Stated exercise: Exact reproduction of the data is required, with images excluded.

________________________________________

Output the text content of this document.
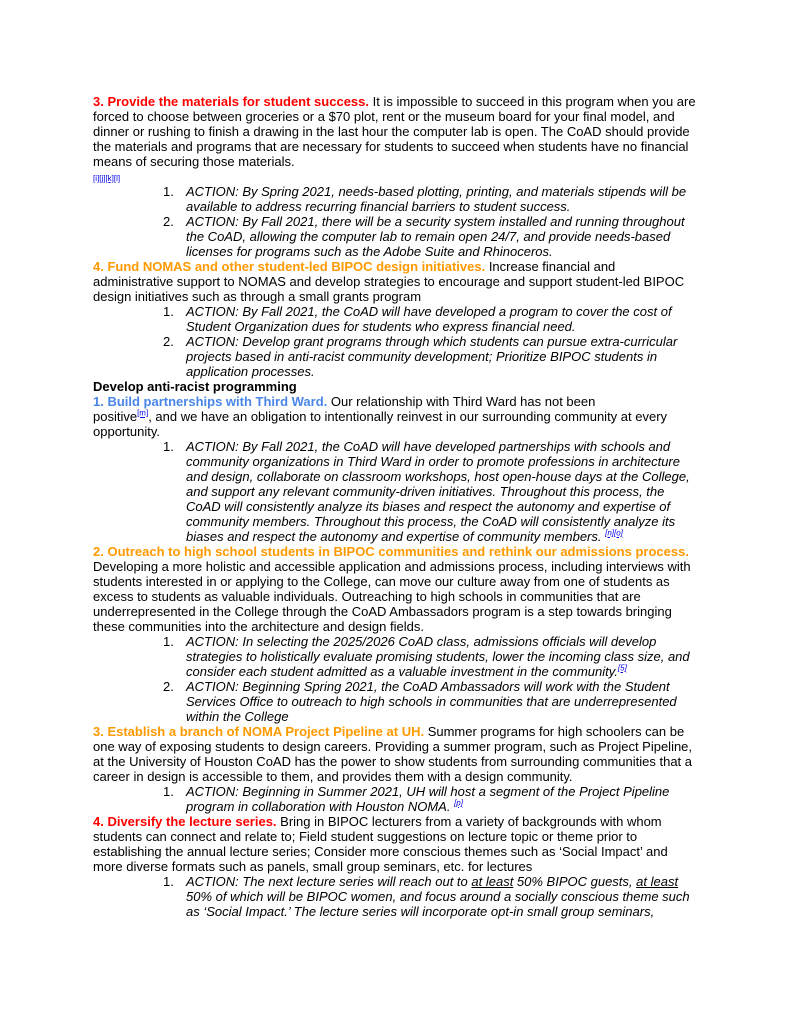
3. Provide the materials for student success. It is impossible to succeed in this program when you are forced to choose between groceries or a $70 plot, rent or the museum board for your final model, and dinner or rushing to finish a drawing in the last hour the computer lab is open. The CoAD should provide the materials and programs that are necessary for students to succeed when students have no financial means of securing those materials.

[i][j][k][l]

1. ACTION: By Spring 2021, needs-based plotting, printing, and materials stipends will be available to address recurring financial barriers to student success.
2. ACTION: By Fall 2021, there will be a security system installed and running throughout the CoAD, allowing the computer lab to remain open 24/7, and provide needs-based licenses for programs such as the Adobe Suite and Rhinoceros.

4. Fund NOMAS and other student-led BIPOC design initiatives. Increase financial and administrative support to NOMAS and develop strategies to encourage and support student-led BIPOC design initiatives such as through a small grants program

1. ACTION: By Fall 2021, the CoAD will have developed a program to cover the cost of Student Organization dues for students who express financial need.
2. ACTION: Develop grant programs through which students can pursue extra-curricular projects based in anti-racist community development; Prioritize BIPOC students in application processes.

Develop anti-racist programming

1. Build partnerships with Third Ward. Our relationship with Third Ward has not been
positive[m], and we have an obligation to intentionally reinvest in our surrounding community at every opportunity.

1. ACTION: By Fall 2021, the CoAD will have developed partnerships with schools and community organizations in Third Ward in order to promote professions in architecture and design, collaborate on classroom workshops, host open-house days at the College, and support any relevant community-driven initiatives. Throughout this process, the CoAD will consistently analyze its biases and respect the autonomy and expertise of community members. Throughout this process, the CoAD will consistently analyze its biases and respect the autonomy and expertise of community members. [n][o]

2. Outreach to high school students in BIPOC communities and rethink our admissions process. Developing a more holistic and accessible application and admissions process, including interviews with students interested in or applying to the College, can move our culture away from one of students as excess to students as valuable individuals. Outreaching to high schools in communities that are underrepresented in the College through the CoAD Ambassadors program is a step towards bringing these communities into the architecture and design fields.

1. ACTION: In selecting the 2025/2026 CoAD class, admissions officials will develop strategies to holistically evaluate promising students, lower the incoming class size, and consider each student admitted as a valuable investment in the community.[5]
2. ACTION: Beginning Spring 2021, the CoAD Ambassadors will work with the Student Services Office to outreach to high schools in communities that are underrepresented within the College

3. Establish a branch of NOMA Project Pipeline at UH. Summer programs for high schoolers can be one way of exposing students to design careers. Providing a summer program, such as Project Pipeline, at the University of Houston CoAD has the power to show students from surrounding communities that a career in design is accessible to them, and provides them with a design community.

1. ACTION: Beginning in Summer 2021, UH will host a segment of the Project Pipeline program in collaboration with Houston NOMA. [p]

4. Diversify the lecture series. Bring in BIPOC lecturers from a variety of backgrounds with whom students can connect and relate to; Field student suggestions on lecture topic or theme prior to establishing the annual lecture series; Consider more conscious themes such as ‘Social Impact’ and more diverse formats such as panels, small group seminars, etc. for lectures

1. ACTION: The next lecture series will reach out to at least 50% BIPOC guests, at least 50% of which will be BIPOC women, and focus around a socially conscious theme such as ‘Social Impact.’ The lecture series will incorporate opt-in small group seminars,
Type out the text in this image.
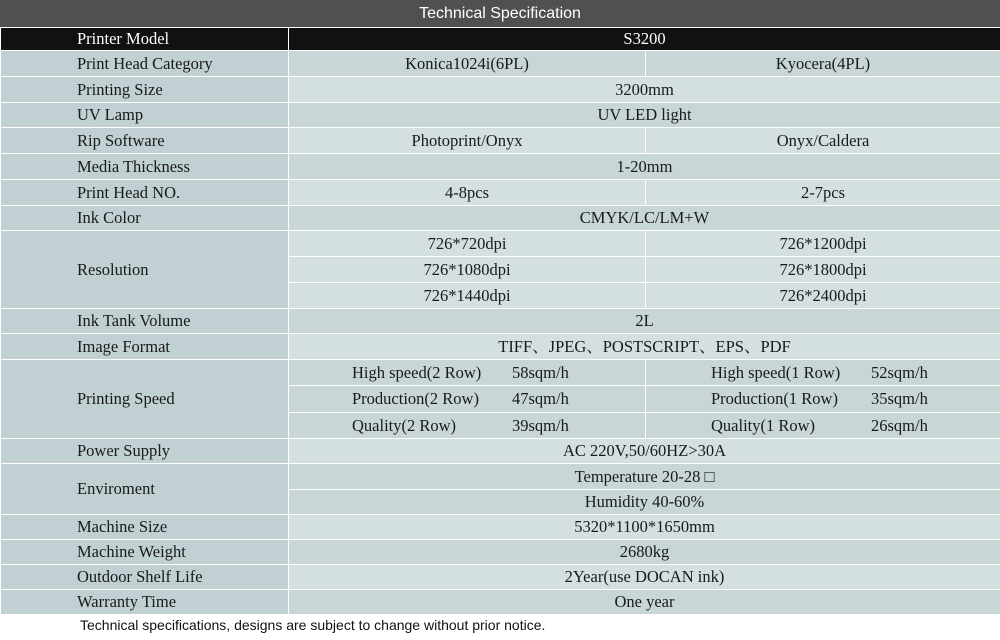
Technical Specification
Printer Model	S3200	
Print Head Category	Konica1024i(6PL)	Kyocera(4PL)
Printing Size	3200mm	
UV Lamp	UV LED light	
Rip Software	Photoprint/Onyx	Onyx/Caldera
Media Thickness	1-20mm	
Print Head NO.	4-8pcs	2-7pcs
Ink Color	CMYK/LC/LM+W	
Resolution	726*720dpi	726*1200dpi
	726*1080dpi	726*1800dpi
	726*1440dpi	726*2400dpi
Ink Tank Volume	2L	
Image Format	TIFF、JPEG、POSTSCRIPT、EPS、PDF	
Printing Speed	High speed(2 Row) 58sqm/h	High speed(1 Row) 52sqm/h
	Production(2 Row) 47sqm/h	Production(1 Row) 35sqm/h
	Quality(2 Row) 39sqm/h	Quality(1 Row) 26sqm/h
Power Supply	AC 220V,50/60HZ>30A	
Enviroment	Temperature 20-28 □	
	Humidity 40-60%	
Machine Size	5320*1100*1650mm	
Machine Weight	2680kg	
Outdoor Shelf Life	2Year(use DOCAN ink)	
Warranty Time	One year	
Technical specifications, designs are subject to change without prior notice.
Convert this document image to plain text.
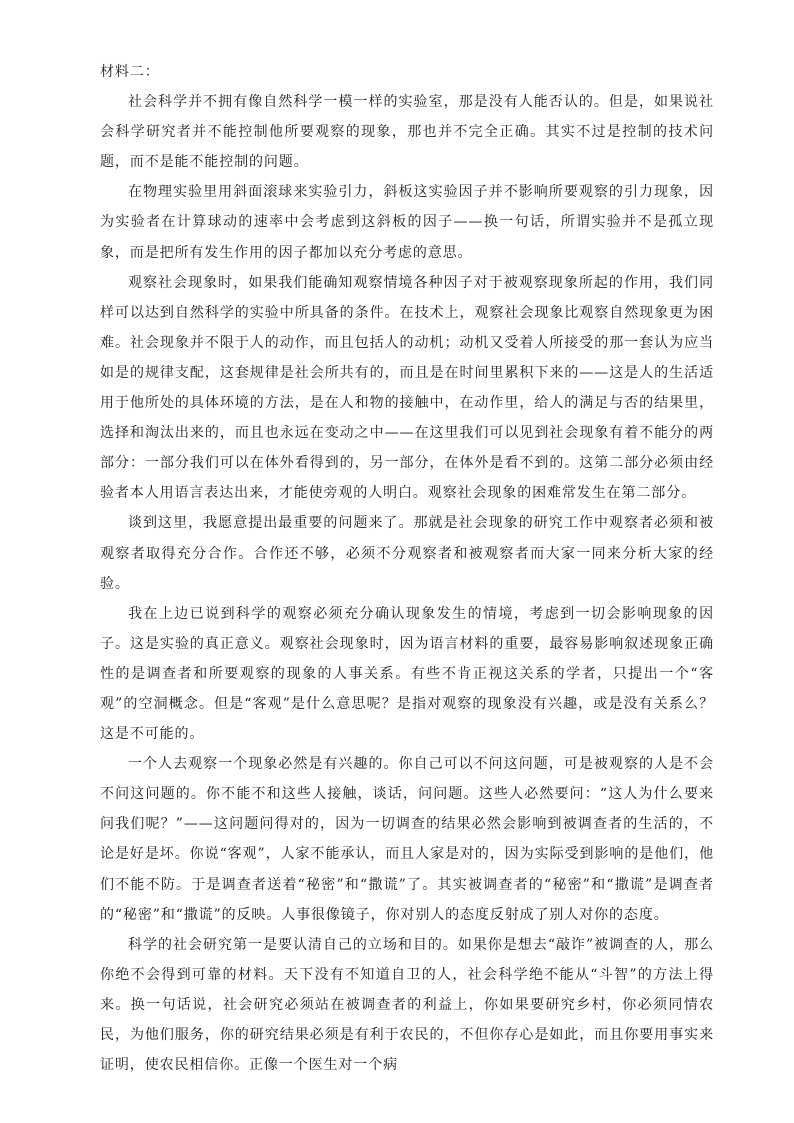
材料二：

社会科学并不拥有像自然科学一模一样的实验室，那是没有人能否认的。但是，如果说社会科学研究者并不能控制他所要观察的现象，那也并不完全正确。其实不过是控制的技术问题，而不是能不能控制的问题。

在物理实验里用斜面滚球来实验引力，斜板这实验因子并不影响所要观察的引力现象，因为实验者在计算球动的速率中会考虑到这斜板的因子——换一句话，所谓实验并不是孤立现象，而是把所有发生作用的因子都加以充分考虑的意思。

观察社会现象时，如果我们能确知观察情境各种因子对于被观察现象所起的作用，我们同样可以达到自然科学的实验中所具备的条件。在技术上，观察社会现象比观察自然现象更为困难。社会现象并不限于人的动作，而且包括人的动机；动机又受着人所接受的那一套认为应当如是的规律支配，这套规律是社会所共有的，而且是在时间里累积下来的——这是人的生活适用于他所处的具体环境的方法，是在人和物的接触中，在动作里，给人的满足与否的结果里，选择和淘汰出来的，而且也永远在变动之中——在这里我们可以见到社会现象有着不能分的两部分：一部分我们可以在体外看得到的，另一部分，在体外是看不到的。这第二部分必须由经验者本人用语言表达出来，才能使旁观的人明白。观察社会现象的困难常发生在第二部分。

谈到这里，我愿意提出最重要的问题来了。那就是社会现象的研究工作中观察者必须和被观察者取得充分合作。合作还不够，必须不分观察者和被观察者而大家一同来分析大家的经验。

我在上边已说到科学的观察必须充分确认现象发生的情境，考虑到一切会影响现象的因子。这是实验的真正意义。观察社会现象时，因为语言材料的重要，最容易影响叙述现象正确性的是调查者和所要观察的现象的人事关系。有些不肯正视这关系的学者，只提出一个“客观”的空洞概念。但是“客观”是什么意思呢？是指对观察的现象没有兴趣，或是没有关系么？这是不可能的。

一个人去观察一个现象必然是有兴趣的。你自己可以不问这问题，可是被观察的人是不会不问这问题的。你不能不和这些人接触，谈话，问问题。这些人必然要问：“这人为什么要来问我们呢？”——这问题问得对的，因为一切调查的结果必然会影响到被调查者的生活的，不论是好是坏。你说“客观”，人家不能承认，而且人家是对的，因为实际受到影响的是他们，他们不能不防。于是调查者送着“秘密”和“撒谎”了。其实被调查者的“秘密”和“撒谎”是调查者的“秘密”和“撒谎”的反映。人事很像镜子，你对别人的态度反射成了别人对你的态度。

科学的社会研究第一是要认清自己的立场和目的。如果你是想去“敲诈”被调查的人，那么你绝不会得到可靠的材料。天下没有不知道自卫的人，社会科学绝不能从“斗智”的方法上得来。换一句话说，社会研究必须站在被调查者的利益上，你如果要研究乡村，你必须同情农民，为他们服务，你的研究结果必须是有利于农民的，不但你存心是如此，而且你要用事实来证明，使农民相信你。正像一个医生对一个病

________________________________________

Expected output:
Output the text content of this document.
3. Provide the materials for student success. It is impossible to succeed in this program when you are forced to choose between groceries or a $70 plot, rent or the museum board for your final model, and dinner or rushing to finish a drawing in the last hour the computer lab is open. The CoAD should provide the materials and programs that are necessary for students to succeed when students have no financial means of securing those materials.

[i][j][k][l]

1. ACTION: By Spring 2021, needs-based plotting, printing, and materials stipends will be available to address recurring financial barriers to student success.
2. ACTION: By Fall 2021, there will be a security system installed and running throughout the CoAD, allowing the computer lab to remain open 24/7, and provide needs-based licenses for programs such as the Adobe Suite and Rhinoceros.

4. Fund NOMAS and other student-led BIPOC design initiatives. Increase financial and administrative support to NOMAS and develop strategies to encourage and support student-led BIPOC design initiatives such as through a small grants program

1. ACTION: By Fall 2021, the CoAD will have developed a program to cover the cost of Student Organization dues for students who express financial need.
2. ACTION: Develop grant programs through which students can pursue extra-curricular projects based in anti-racist community development; Prioritize BIPOC students in application processes.

Develop anti-racist programming

1. Build partnerships with Third Ward. Our relationship with Third Ward has not been
positive[m], and we have an obligation to intentionally reinvest in our surrounding community at every opportunity.

1. ACTION: By Fall 2021, the CoAD will have developed partnerships with schools and community organizations in Third Ward in order to promote professions in architecture and design, collaborate on classroom workshops, host open-house days at the College, and support any relevant community-driven initiatives. Throughout this process, the CoAD will consistently analyze its biases and respect the autonomy and expertise of community members. Throughout this process, the CoAD will consistently analyze its biases and respect the autonomy and expertise of community members. [n][o]

2. Outreach to high school students in BIPOC communities and rethink our admissions process. Developing a more holistic and accessible application and admissions process, including interviews with students interested in or applying to the College, can move our culture away from one of students as excess to students as valuable individuals. Outreaching to high schools in communities that are underrepresented in the College through the CoAD Ambassadors program is a step towards bringing these communities into the architecture and design fields.

1. ACTION: In selecting the 2025/2026 CoAD class, admissions officials will develop strategies to holistically evaluate promising students, lower the incoming class size, and consider each student admitted as a valuable investment in the community.[5]
2. ACTION: Beginning Spring 2021, the CoAD Ambassadors will work with the Student Services Office to outreach to high schools in communities that are underrepresented within the College

3. Establish a branch of NOMA Project Pipeline at UH. Summer programs for high schoolers can be one way of exposing students to design careers. Providing a summer program, such as Project Pipeline, at the University of Houston CoAD has the power to show students from surrounding communities that a career in design is accessible to them, and provides them with a design community.

1. ACTION: Beginning in Summer 2021, UH will host a segment of the Project Pipeline program in collaboration with Houston NOMA. [p]

4. Diversify the lecture series. Bring in BIPOC lecturers from a variety of backgrounds with whom students can connect and relate to; Field student suggestions on lecture topic or theme prior to establishing the annual lecture series; Consider more conscious themes such as ‘Social Impact’ and more diverse formats such as panels, small group seminars, etc. for lectures

1. ACTION: The next lecture series will reach out to at least 50% BIPOC guests, at least 50% of which will be BIPOC women, and focus around a socially conscious theme such as ‘Social Impact.’ The lecture series will incorporate opt-in small group seminars,
Type out the text in this image.
Technical Specification
Printer Model	S3200	
Print Head Category	Konica1024i(6PL)	Kyocera(4PL)
Printing Size	3200mm	
UV Lamp	UV LED light	
Rip Software	Photoprint/Onyx	Onyx/Caldera
Media Thickness	1-20mm	
Print Head NO.	4-8pcs	2-7pcs
Ink Color	CMYK/LC/LM+W	
Resolution	726*720dpi	726*1200dpi
	726*1080dpi	726*1800dpi
	726*1440dpi	726*2400dpi
Ink Tank Volume	2L	
Image Format	TIFF、JPEG、POSTSCRIPT、EPS、PDF	
Printing Speed	High speed(2 Row) 58sqm/h	High speed(1 Row) 52sqm/h
	Production(2 Row) 47sqm/h	Production(1 Row) 35sqm/h
	Quality(2 Row) 39sqm/h	Quality(1 Row) 26sqm/h
Power Supply	AC 220V,50/60HZ>30A	
Enviroment	Temperature 20-28 □	
	Humidity 40-60%	
Machine Size	5320*1100*1650mm	
Machine Weight	2680kg	
Outdoor Shelf Life	2Year(use DOCAN ink)	
Warranty Time	One year	
Technical specifications, designs are subject to change without prior notice.
Convert this document image to plain text.
材料二：

社会科学并不拥有像自然科学一模一样的实验室，那是没有人能否认的。但是，如果说社会科学研究者并不能控制他所要观察的现象，那也并不完全正确。其实不过是控制的技术问题，而不是能不能控制的问题。

在物理实验里用斜面滚球来实验引力，斜板这实验因子并不影响所要观察的引力现象，因为实验者在计算球动的速率中会考虑到这斜板的因子——换一句话，所谓实验并不是孤立现象，而是把所有发生作用的因子都加以充分考虑的意思。

观察社会现象时，如果我们能确知观察情境各种因子对于被观察现象所起的作用，我们同样可以达到自然科学的实验中所具备的条件。在技术上，观察社会现象比观察自然现象更为困难。社会现象并不限于人的动作，而且包括人的动机；动机又受着人所接受的那一套认为应当如是的规律支配，这套规律是社会所共有的，而且是在时间里累积下来的——这是人的生活适用于他所处的具体环境的方法，是在人和物的接触中，在动作里，给人的满足与否的结果里，选择和淘汰出来的，而且也永远在变动之中——在这里我们可以见到社会现象有着不能分的两部分：一部分我们可以在体外看得到的，另一部分，在体外是看不到的。这第二部分必须由经验者本人用语言表达出来，才能使旁观的人明白。观察社会现象的困难常发生在第二部分。

谈到这里，我愿意提出最重要的问题来了。那就是社会现象的研究工作中观察者必须和被观察者取得充分合作。合作还不够，必须不分观察者和被观察者而大家一同来分析大家的经验。

我在上边已说到科学的观察必须充分确认现象发生的情境，考虑到一切会影响现象的因子。这是实验的真正意义。观察社会现象时，因为语言材料的重要，最容易影响叙述现象正确性的是调查者和所要观察的现象的人事关系。有些不肯正视这关系的学者，只提出一个“客观”的空洞概念。但是“客观”是什么意思呢？是指对观察的现象没有兴趣，或是没有关系么？这是不可能的。

一个人去观察一个现象必然是有兴趣的。你自己可以不问这问题，可是被观察的人是不会不问这问题的。你不能不和这些人接触，谈话，问问题。这些人必然要问：“这人为什么要来问我们呢？”——这问题问得对的，因为一切调查的结果必然会影响到被调查者的生活的，不论是好是坏。你说“客观”，人家不能承认，而且人家是对的，因为实际受到影响的是他们，他们不能不防。于是调查者送着“秘密”和“撒谎”了。其实被调查者的“秘密”和“撒谎”是调查者的“秘密”和“撒谎”的反映。人事很像镜子，你对别人的态度反射成了别人对你的态度。

科学的社会研究第一是要认清自己的立场和目的。如果你是想去“敲诈”被调查的人，那么你绝不会得到可靠的材料。天下没有不知道自卫的人，社会科学绝不能从“斗智”的方法上得来。换一句话说，社会研究必须站在被调查者的利益上，你如果要研究乡村，你必须同情农民，为他们服务，你的研究结果必须是有利于农民的，不但你存心是如此，而且你要用事实来证明，使农民相信你。正像一个医生对一个病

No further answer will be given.